I'll trade you for the -20C were getting here tonight!

Beautiful bunny's!


----------



## Numbat (Feb 4, 2009)

Wow, I'd almost consider that! Thanks


----------



## Numbat (Feb 12, 2009)

Hi there! This is Tug talking! Yup that's right, I finally have a name!!  ... at least I think so! I was previously known as Grey Eyes or Numbat! My brother is now Inky! The other hooman wanted to call him Radagast which all the hoomans liked but it was too long! I was going to be a Saphira if I was a girl, but I'm not!

My hoomans let us out for runs almost everyday. I can't wait to get out and when I'm out I hate going back in! I won't go anywhere near the hoomans, they're scary! The backyard we run around in is really open! It's just too easy for me to run past the hoomans and under the house!

If the hoomans sit on the ground, Inky will come up and sniff them and he doesn't put up a fight when he's caught. I tried to persuade him to come under the house but he prefers going under the shed or hopping around the garden.

The hoomans are so scary. When I've been out running and going under the house for a long time, they chase me and block me and shout and I just run away.


----------



## Numbat (Feb 12, 2009)

Yay! I finally have pics of Inky and Tug! :biggrin2:

Tug is the typical wild rabbit basically. He refuses to socialise and loves being a free rabbit in our garden. It takes all of our skills to catch him because he just runs under our house. He is sooo hard to catch! I'm going to see if the Reject Shop has any barriers so I can block off an area for the buns. 

Inside, he's a bit better. He'll come up and sniff you but if you move, he runs away. I try to be really gentle with him and get him to trust me but when he gets out, my dad catches him, kicking and struggling and the trust is ruined.

Inky is a lot more tame :blushan: So cute. Although he doesn't like getting picked up, he crawls all over me inside and accepts treats. His liquid brown eyes melt my heart, even though he's weed on my pillow twice!

Tug has a longer nose than Inky, that and his grey eyes are the only way we can tell them apart (and their behaviour of course). They're twins! One of Tug's ears lopped too! He must have been copying Inky  I think both of their ears will lop although it's quite late for them to.

Now pics! Yay!

These are the last few week's photos including their great escape a couple of days ago. We couldn't herd them back into their hutch for hours! You can really see how much they've grown since we got them! They are now about 3 and a half months old!

Um lol. The pics are still loading! Next post okay?

» **What this exercise asks**
(1) Reproduce the part of the rabbit thread starting at "Tug has a longer" and ending at "Next post okay?".
(2) Decide whether each statement agrees with the rabbit thread, answering yes or no and quoting the words that settle it.
(a) The name Radagast was turned down for being too long.
(b) Tug has brown eyes.
(c) The rabbits are about three and a half months old.
(3) Answer these questions from the rabbit thread.
(a) Where does Inky prefer to go instead of under the house?
(b) Who catches Tug when he gets out?
(c) Which store might have barriers to block off an area for the rabbits?

Coordinate annotation rows
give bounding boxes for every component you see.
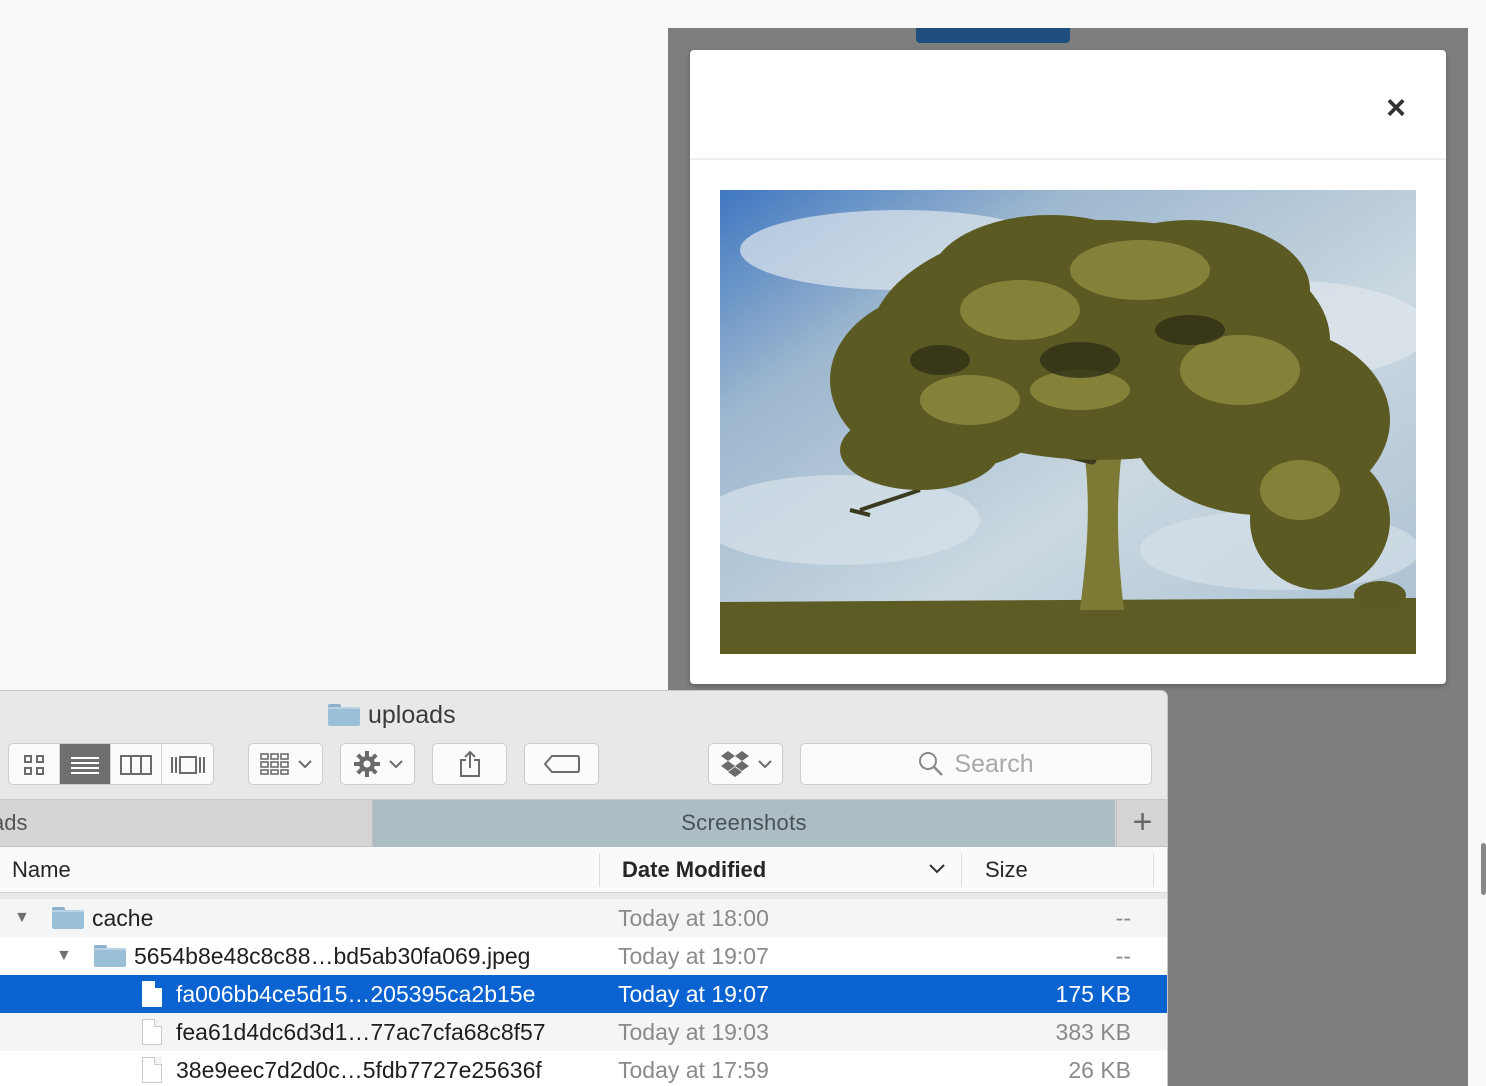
close-button[interactable]: × [1374, 88, 1418, 132]
date-modified: Today at 19:03 [618, 1019, 769, 1045]
group-by-button[interactable] [248, 743, 323, 785]
chevron-down-icon [388, 760, 403, 769]
sort-chevron-icon [929, 864, 945, 874]
file-name: 38e9eec7d2d0c…5fdb7727e25636f [176, 1057, 542, 1083]
document-icon [142, 1019, 162, 1045]
tree-photo [720, 190, 1416, 654]
column-header-date-modified[interactable]: Date Modified [622, 847, 766, 892]
date-modified: Today at 17:59 [618, 1057, 769, 1083]
window-title: uploads [328, 701, 456, 729]
document-icon [142, 1057, 162, 1083]
finder-window: uploads Search ad [0, 691, 1167, 1086]
search-icon [919, 752, 944, 776]
date-modified: Today at 19:07 [618, 981, 769, 1007]
tags-button[interactable] [524, 743, 599, 785]
table-row[interactable]: 38e9eec7d2d0c…5fdb7727e25636f Today at 1… [0, 1051, 1167, 1086]
file-size: -- [1115, 905, 1131, 931]
table-row[interactable]: ▼ cache Today at 18:00 -- [0, 899, 1167, 937]
document-icon [142, 981, 162, 1007]
share-button[interactable] [432, 743, 507, 785]
file-size: 383 KB [1055, 1019, 1131, 1045]
folder-icon [94, 945, 126, 967]
file-name: cache [92, 905, 154, 931]
gear-icon [353, 751, 380, 777]
table-row[interactable]: fea61d4dc6d3d1…77ac7cfa68c8f57 Today at … [0, 1013, 1167, 1051]
file-name: 5654b8e48c8c88…bd5ab30fa069.jpeg [134, 943, 531, 969]
action-menu-button[interactable] [340, 743, 415, 785]
window-title-label: uploads [368, 700, 456, 729]
column-header-row: Name Date Modified Size [0, 847, 1167, 893]
list-icon [71, 757, 99, 774]
column-divider[interactable] [961, 853, 962, 887]
chevron-down-icon [297, 760, 312, 769]
gallery-view-button[interactable] [162, 744, 213, 784]
column-divider[interactable] [599, 853, 600, 887]
disclosure-triangle-icon[interactable]: ▼ [56, 937, 72, 975]
tab-screenshots[interactable]: Screenshots [373, 800, 1115, 847]
scrollbar[interactable] [1481, 843, 1486, 895]
column-header-name[interactable]: Name [12, 847, 71, 892]
columns-icon [120, 755, 152, 775]
column-view-button[interactable] [111, 744, 162, 784]
view-mode-control [8, 743, 214, 785]
search-field[interactable]: Search [800, 743, 1152, 785]
search-placeholder: Search [954, 749, 1034, 778]
chevron-down-icon [757, 760, 772, 769]
page-header-strip [916, 28, 1070, 43]
dropbox-button[interactable] [708, 743, 783, 785]
file-size: 26 KB [1068, 1057, 1131, 1083]
tab-bar: ads Screenshots + [0, 799, 1167, 847]
file-name: fa006bb4ce5d15…205395ca2b15e [176, 981, 536, 1007]
dropbox-icon [720, 751, 749, 777]
column-header-size[interactable]: Size [985, 847, 1028, 892]
grid-icon [24, 755, 44, 775]
disclosure-triangle-icon[interactable]: ▼ [14, 899, 30, 937]
modal-header-divider [690, 158, 1446, 160]
file-size: 175 KB [1055, 981, 1131, 1007]
table-row[interactable]: ▼ 5654b8e48c8c88…bd5ab30fa069.jpeg Today… [0, 937, 1167, 975]
folder-icon [52, 907, 84, 929]
file-name: fea61d4dc6d3d1…77ac7cfa68c8f57 [176, 1019, 546, 1045]
tag-icon [543, 755, 580, 773]
column-divider[interactable] [1153, 853, 1154, 887]
table-row-selected[interactable]: fa006bb4ce5d15…205395ca2b15e Today at 19… [0, 975, 1167, 1013]
file-size: -- [1115, 943, 1131, 969]
image-preview-modal: × [690, 50, 1446, 684]
coverflow-icon [170, 756, 205, 774]
folder-icon [328, 704, 360, 726]
group-grid-icon [259, 753, 289, 775]
list-view-button[interactable] [60, 744, 111, 784]
date-modified: Today at 19:07 [618, 943, 769, 969]
date-modified: Today at 18:00 [618, 905, 769, 931]
new-tab-button[interactable]: + [1116, 800, 1167, 847]
close-icon: × [1386, 89, 1406, 127]
tab-uploads[interactable]: ads [0, 800, 373, 847]
share-icon [459, 750, 480, 777]
icon-view-button[interactable] [9, 744, 60, 784]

» **Answers per task**
(1)
Tug has a longer nose than Inky, that and his grey eyes are the only way we can tell them apart (and their behaviour of course). They're twins! One of Tug's ears lopped too! He must have been copying Inky  I think both of their ears will lop although it's quite late for them to.

Now pics! Yay!

These are the last few week's photos including their great escape a couple of days ago. We couldn't herd them back into their hutch for hours! You can really see how much they've grown since we got them! They are now about 3 and a half months old!

Um lol. The pics are still loading! Next post okay?

(2)
(a) Yes: "The other hooman wanted to call him Radagast which all the hoomans liked but it was too long!"
(b) No: "Tug has a longer nose than Inky, that and his grey eyes are the only way we can tell them apart"
(c) Yes: "They are now about 3 and a half months old!"

(3)
(a) Under the shed or hopping around the garden.
(b) The poster's dad.
(c) The Reject Shop.